** start Excerpted records **

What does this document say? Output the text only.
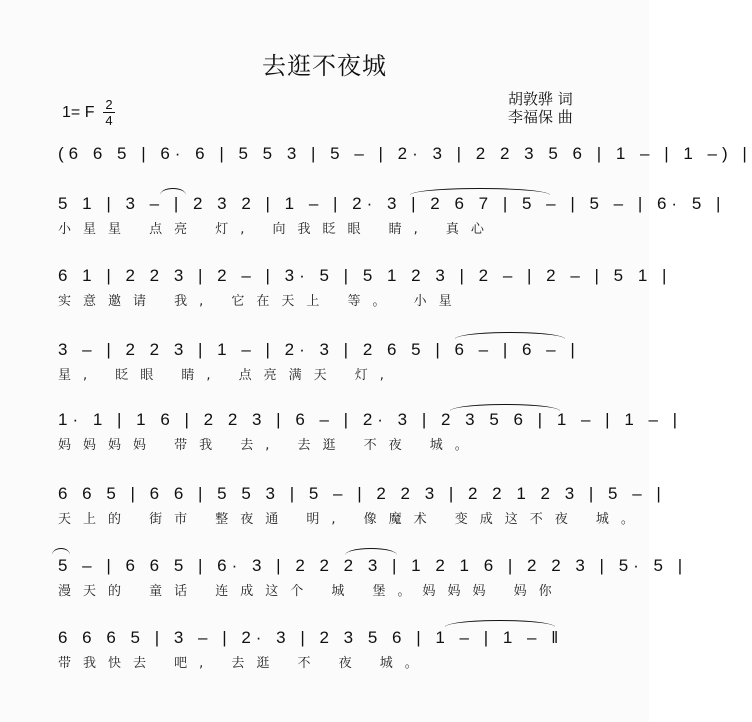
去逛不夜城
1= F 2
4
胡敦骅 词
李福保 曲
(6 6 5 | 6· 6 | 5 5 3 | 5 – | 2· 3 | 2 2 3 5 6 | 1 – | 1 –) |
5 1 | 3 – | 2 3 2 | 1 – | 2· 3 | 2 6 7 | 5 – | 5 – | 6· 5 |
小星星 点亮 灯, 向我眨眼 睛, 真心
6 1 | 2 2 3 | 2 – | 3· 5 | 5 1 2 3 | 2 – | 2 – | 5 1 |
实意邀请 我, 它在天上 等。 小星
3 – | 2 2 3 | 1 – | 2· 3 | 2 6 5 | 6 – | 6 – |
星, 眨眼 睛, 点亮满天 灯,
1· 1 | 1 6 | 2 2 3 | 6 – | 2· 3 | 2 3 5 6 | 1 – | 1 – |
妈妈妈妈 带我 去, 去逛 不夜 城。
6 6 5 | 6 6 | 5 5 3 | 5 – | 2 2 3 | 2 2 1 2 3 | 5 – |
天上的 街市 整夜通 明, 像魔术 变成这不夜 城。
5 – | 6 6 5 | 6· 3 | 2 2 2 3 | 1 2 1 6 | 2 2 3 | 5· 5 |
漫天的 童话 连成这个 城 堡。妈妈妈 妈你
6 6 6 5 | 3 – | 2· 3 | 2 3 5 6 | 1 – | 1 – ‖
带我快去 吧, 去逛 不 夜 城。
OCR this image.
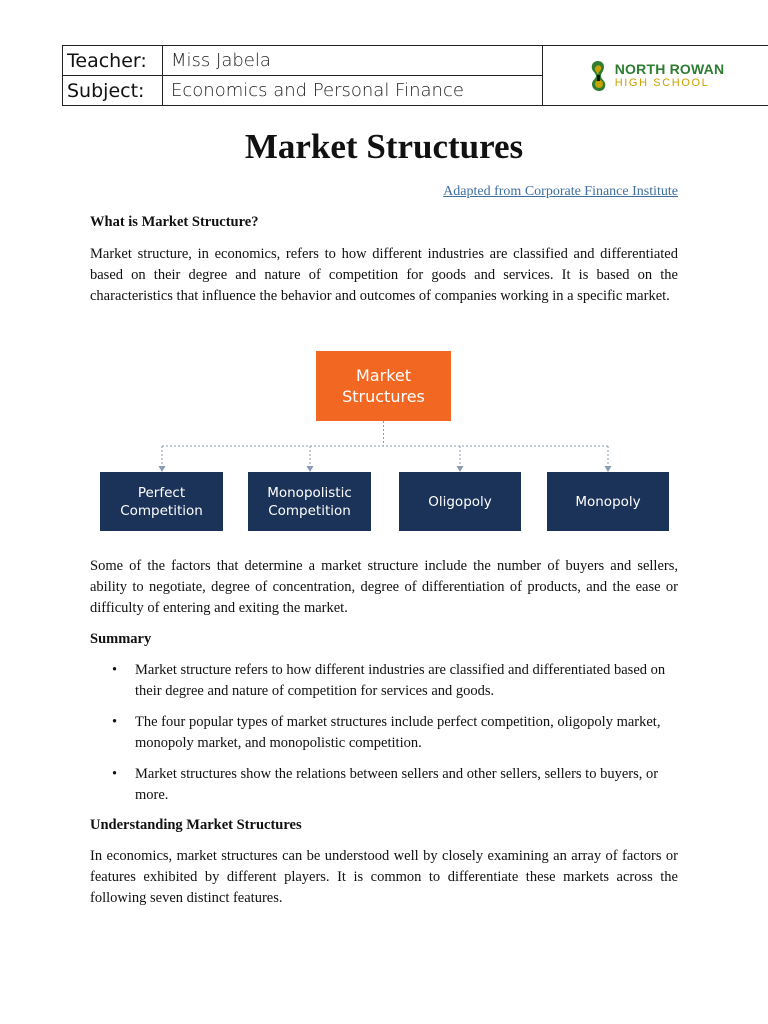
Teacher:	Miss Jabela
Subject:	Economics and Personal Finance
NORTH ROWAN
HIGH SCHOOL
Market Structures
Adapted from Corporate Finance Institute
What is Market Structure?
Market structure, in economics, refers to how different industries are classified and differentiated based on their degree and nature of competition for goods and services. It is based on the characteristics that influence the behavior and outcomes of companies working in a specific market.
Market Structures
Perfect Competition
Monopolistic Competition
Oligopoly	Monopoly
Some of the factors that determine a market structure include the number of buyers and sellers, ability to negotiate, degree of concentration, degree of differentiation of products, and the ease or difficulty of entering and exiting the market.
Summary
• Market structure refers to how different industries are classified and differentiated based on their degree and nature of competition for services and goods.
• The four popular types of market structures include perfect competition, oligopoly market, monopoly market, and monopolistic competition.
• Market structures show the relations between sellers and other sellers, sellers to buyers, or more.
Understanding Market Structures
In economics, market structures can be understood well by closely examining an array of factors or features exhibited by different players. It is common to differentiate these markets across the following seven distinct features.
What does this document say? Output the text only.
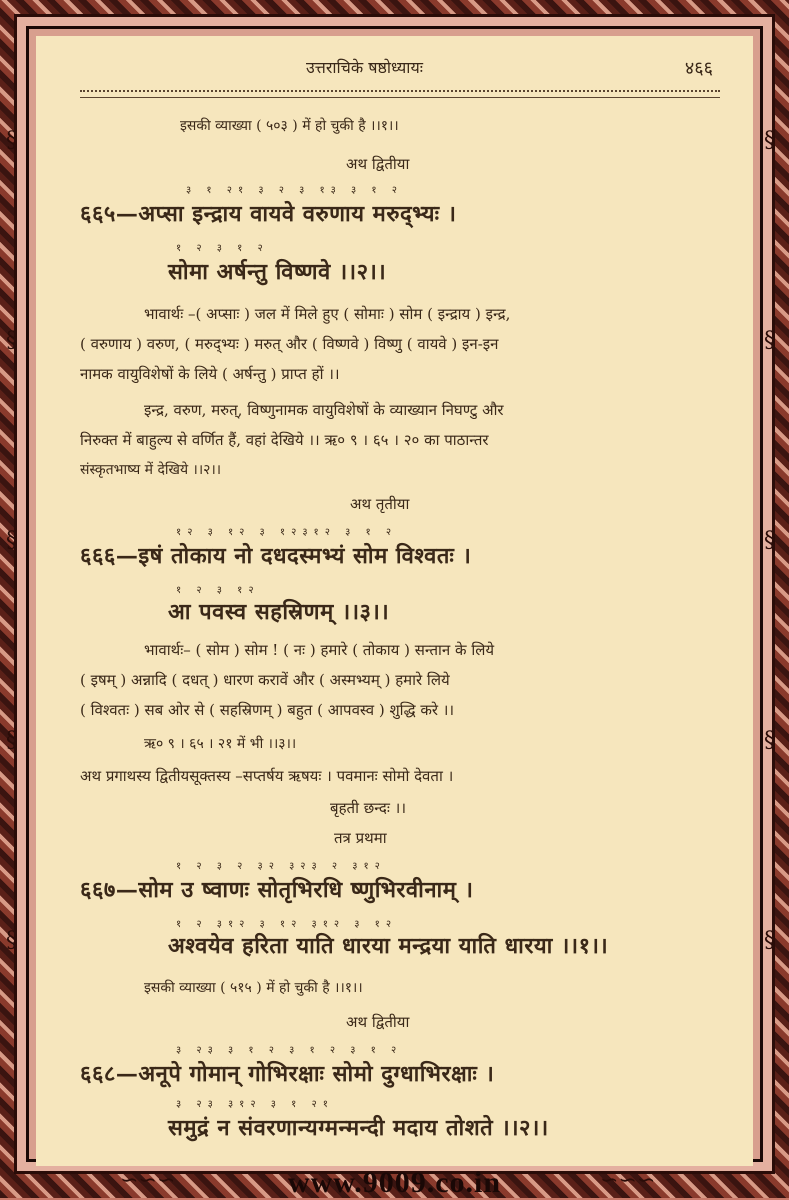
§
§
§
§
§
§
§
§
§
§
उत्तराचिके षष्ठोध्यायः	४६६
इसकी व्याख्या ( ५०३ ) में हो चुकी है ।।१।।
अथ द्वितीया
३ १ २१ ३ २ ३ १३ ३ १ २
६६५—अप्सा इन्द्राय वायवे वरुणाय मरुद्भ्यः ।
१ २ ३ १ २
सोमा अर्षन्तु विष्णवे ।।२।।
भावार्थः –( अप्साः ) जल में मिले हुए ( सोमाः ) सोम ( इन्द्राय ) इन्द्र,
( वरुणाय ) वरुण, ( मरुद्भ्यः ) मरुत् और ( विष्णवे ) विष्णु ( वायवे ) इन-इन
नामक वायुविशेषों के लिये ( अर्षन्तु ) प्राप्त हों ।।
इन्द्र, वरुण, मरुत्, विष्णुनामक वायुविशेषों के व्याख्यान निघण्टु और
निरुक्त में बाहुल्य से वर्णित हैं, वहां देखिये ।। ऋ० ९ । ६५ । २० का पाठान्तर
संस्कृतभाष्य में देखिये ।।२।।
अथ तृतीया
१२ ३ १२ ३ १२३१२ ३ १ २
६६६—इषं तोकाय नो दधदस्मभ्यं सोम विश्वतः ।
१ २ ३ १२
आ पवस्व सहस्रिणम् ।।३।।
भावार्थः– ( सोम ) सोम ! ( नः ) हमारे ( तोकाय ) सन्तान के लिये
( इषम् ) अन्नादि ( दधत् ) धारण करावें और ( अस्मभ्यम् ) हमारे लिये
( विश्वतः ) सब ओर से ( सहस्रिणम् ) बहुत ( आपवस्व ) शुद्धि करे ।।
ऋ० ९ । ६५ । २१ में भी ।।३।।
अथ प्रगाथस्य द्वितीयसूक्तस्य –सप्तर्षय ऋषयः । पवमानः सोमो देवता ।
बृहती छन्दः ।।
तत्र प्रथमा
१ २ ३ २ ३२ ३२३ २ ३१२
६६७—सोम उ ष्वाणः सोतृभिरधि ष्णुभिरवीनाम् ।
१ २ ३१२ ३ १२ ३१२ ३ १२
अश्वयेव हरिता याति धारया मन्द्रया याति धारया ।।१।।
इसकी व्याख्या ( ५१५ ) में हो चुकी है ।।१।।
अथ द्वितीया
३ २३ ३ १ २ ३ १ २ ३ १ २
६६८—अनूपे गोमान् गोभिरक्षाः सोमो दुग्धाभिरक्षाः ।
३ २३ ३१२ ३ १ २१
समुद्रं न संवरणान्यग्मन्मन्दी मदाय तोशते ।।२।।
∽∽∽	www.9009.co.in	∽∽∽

** end Excerpted records **

What this task involves: Output every entry exactly as given; pictures are not part of the copy.

Full response:
What does this document say? Output the text only.
去逛不夜城
1= F 2
4
胡敦骅 词
李福保 曲
(6 6 5 | 6· 6 | 5 5 3 | 5 – | 2· 3 | 2 2 3 5 6 | 1 – | 1 –) |
5 1 | 3 – | 2 3 2 | 1 – | 2· 3 | 2 6 7 | 5 – | 5 – | 6· 5 |
小星星 点亮 灯, 向我眨眼 睛, 真心
6 1 | 2 2 3 | 2 – | 3· 5 | 5 1 2 3 | 2 – | 2 – | 5 1 |
实意邀请 我, 它在天上 等。 小星
3 – | 2 2 3 | 1 – | 2· 3 | 2 6 5 | 6 – | 6 – |
星, 眨眼 睛, 点亮满天 灯,
1· 1 | 1 6 | 2 2 3 | 6 – | 2· 3 | 2 3 5 6 | 1 – | 1 – |
妈妈妈妈 带我 去, 去逛 不夜 城。
6 6 5 | 6 6 | 5 5 3 | 5 – | 2 2 3 | 2 2 1 2 3 | 5 – |
天上的 街市 整夜通 明, 像魔术 变成这不夜 城。
5 – | 6 6 5 | 6· 3 | 2 2 2 3 | 1 2 1 6 | 2 2 3 | 5· 5 |
漫天的 童话 连成这个 城 堡。妈妈妈 妈你
6 6 6 5 | 3 – | 2· 3 | 2 3 5 6 | 1 – | 1 – ‖
带我快去 吧, 去逛 不 夜 城。
OCR this image.
Teacher:	Miss Jabela
Subject:	Economics and Personal Finance
NORTH ROWAN
HIGH SCHOOL
Market Structures
Adapted from Corporate Finance Institute
What is Market Structure?
Market structure, in economics, refers to how different industries are classified and differentiated based on their degree and nature of competition for goods and services. It is based on the characteristics that influence the behavior and outcomes of companies working in a specific market.
Market Structures
Perfect Competition
Monopolistic Competition
Oligopoly	Monopoly
Some of the factors that determine a market structure include the number of buyers and sellers, ability to negotiate, degree of concentration, degree of differentiation of products, and the ease or difficulty of entering and exiting the market.
Summary
• Market structure refers to how different industries are classified and differentiated based on their degree and nature of competition for services and goods.
• The four popular types of market structures include perfect competition, oligopoly market, monopoly market, and monopolistic competition.
• Market structures show the relations between sellers and other sellers, sellers to buyers, or more.
Understanding Market Structures
In economics, market structures can be understood well by closely examining an array of factors or features exhibited by different players. It is common to differentiate these markets across the following seven distinct features.
What does this document say? Output the text only.
§
§
§
§
§
§
§
§
§
§
उत्तराचिके षष्ठोध्यायः	४६६
इसकी व्याख्या ( ५०३ ) में हो चुकी है ।।१।।
अथ द्वितीया
३ १ २१ ३ २ ३ १३ ३ १ २
६६५—अप्सा इन्द्राय वायवे वरुणाय मरुद्भ्यः ।
१ २ ३ १ २
सोमा अर्षन्तु विष्णवे ।।२।।
भावार्थः –( अप्साः ) जल में मिले हुए ( सोमाः ) सोम ( इन्द्राय ) इन्द्र,
( वरुणाय ) वरुण, ( मरुद्भ्यः ) मरुत् और ( विष्णवे ) विष्णु ( वायवे ) इन-इन
नामक वायुविशेषों के लिये ( अर्षन्तु ) प्राप्त हों ।।
इन्द्र, वरुण, मरुत्, विष्णुनामक वायुविशेषों के व्याख्यान निघण्टु और
निरुक्त में बाहुल्य से वर्णित हैं, वहां देखिये ।। ऋ० ९ । ६५ । २० का पाठान्तर
संस्कृतभाष्य में देखिये ।।२।।
अथ तृतीया
१२ ३ १२ ३ १२३१२ ३ १ २
६६६—इषं तोकाय नो दधदस्मभ्यं सोम विश्वतः ।
१ २ ३ १२
आ पवस्व सहस्रिणम् ।।३।।
भावार्थः– ( सोम ) सोम ! ( नः ) हमारे ( तोकाय ) सन्तान के लिये
( इषम् ) अन्नादि ( दधत् ) धारण करावें और ( अस्मभ्यम् ) हमारे लिये
( विश्वतः ) सब ओर से ( सहस्रिणम् ) बहुत ( आपवस्व ) शुद्धि करे ।।
ऋ० ९ । ६५ । २१ में भी ।।३।।
अथ प्रगाथस्य द्वितीयसूक्तस्य –सप्तर्षय ऋषयः । पवमानः सोमो देवता ।
बृहती छन्दः ।।
तत्र प्रथमा
१ २ ३ २ ३२ ३२३ २ ३१२
६६७—सोम उ ष्वाणः सोतृभिरधि ष्णुभिरवीनाम् ।
१ २ ३१२ ३ १२ ३१२ ३ १२
अश्वयेव हरिता याति धारया मन्द्रया याति धारया ।।१।।
इसकी व्याख्या ( ५१५ ) में हो चुकी है ।।१।।
अथ द्वितीया
३ २३ ३ १ २ ३ १ २ ३ १ २
६६८—अनूपे गोमान् गोभिरक्षाः सोमो दुग्धाभिरक्षाः ।
३ २३ ३१२ ३ १ २१
समुद्रं न संवरणान्यग्मन्मन्दी मदाय तोशते ।।२।।
∽∽∽	www.9009.co.in	∽∽∽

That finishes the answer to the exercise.